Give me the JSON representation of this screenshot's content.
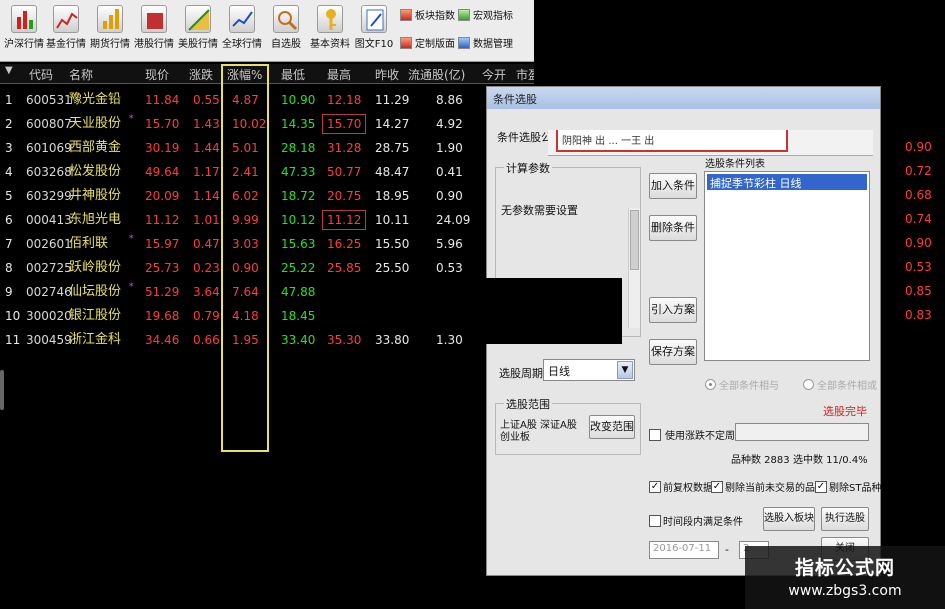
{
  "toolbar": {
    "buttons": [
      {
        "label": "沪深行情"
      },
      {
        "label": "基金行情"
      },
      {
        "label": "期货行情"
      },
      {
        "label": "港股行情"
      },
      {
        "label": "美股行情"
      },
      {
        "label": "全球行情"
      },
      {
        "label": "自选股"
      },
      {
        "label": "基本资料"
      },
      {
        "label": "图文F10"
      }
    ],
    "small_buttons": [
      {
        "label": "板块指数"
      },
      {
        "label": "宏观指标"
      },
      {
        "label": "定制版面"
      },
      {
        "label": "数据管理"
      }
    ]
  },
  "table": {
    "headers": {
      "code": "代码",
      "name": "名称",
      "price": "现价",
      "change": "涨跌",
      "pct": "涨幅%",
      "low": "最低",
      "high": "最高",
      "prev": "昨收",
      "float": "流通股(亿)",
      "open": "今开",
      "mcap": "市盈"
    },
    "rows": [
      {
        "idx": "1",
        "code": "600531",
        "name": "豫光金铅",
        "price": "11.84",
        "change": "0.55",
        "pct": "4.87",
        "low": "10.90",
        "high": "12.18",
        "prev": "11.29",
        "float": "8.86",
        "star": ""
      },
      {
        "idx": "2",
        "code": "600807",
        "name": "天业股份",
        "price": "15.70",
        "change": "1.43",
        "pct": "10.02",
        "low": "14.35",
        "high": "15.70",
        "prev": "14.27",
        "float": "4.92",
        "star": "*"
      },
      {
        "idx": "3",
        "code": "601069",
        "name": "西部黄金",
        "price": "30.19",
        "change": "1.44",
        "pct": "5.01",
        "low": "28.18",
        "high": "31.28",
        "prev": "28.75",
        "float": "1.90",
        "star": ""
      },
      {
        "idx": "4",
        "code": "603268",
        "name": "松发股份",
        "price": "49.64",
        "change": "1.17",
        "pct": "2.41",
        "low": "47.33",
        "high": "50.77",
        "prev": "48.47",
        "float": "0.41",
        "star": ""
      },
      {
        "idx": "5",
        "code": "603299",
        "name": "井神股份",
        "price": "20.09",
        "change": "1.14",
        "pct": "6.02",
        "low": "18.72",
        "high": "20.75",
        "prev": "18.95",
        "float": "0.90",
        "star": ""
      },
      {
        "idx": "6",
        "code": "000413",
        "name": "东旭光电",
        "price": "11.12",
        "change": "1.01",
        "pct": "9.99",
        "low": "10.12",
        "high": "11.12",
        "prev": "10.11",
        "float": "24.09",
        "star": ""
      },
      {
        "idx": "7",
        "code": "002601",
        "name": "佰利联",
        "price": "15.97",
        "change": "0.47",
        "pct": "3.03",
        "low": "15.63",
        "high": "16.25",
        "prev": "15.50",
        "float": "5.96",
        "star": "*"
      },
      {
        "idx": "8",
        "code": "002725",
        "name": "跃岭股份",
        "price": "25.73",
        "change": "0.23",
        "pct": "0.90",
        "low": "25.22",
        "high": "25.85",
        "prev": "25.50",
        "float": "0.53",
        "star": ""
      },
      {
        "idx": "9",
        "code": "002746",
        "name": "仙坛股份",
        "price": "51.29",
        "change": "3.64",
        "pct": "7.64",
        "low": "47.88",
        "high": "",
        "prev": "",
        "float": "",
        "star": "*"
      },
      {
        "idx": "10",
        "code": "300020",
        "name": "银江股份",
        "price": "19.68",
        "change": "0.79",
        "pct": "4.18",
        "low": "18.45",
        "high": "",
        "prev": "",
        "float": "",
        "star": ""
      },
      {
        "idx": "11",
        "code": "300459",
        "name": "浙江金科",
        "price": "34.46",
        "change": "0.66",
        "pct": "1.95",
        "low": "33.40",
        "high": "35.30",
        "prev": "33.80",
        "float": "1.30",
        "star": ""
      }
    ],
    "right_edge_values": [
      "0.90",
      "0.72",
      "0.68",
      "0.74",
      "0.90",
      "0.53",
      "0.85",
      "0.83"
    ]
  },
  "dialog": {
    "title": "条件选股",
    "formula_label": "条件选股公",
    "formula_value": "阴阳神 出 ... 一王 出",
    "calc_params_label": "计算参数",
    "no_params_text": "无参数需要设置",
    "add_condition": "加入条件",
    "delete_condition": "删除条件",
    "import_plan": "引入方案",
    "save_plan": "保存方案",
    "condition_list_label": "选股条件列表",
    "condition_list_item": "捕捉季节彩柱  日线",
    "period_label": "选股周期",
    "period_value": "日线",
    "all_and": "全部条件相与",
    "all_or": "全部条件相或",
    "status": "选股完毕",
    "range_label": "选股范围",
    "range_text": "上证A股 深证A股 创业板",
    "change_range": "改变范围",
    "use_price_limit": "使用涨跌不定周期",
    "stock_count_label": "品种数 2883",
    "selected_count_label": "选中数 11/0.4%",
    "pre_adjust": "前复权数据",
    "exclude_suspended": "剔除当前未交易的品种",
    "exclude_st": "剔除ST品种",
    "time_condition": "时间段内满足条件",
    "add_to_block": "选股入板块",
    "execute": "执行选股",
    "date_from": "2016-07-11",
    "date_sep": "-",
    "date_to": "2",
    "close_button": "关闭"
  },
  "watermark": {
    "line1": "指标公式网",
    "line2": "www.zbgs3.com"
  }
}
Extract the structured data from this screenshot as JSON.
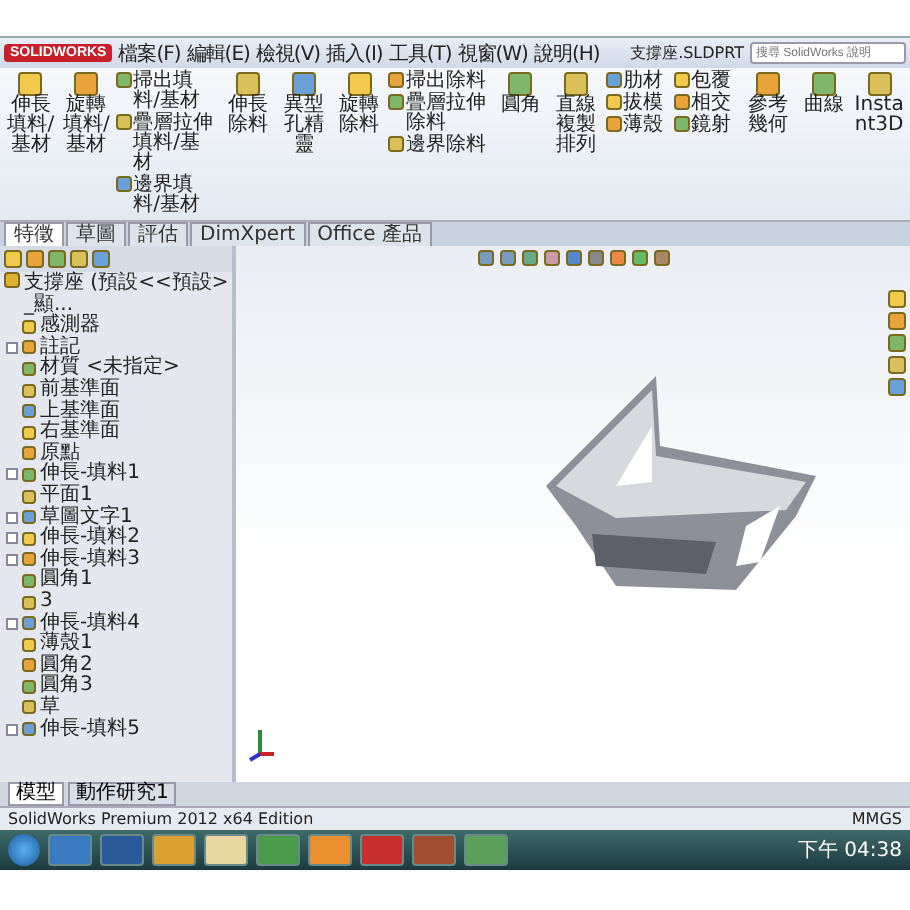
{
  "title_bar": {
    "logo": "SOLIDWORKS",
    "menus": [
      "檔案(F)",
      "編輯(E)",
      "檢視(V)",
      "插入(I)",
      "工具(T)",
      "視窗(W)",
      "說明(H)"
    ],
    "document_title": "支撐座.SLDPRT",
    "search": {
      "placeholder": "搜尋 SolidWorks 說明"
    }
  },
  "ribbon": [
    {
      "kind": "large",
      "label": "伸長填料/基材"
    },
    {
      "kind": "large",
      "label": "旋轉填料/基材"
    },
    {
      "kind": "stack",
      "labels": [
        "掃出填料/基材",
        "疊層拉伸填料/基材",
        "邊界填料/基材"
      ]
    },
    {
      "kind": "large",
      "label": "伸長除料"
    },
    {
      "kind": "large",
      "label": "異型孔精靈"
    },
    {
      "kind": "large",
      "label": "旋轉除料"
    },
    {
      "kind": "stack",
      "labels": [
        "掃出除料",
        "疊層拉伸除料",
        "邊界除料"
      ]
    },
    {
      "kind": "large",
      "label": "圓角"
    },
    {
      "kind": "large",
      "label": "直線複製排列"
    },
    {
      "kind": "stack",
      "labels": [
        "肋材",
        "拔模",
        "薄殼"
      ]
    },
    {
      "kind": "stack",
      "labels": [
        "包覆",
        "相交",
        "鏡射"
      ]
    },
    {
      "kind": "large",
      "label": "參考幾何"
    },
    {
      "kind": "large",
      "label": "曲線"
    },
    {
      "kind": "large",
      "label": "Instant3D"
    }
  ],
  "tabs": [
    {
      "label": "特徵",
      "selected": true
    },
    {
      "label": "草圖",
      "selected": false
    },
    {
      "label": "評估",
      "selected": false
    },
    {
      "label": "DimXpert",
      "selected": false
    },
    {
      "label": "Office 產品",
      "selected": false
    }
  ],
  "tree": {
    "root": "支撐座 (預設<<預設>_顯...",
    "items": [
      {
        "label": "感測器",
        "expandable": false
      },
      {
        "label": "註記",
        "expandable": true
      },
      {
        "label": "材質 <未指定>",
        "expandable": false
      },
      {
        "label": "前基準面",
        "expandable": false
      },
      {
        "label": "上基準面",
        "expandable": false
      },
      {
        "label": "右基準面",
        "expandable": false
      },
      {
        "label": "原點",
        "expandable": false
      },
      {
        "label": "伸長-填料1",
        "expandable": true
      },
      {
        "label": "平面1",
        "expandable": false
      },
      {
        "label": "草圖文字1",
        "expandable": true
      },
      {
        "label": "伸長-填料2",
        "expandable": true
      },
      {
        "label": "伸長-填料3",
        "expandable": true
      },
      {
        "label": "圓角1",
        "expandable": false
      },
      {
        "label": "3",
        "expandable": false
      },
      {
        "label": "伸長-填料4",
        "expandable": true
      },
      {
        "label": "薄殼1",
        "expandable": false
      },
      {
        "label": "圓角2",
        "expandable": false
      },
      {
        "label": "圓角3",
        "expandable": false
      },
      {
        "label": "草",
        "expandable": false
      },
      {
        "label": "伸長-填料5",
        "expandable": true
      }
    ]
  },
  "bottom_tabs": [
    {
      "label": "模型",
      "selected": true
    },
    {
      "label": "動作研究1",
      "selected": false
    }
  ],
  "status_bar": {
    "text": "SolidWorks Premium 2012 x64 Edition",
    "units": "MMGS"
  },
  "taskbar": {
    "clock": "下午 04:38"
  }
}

^^^^^^^^^^^^^^^^

- _Task requirements_:
Gather each line from the entries above that includes the word "prev".

- _Response_:
      "prev": "昨收",
        "prev": "11.29",
        "prev": "14.27",
        "prev": "28.75",
        "prev": "48.47",
        "prev": "18.95",
        "prev": "10.11",
        "prev": "15.50",
        "prev": "25.50",
        "prev": "",
        "prev": "",
        "prev": "33.80",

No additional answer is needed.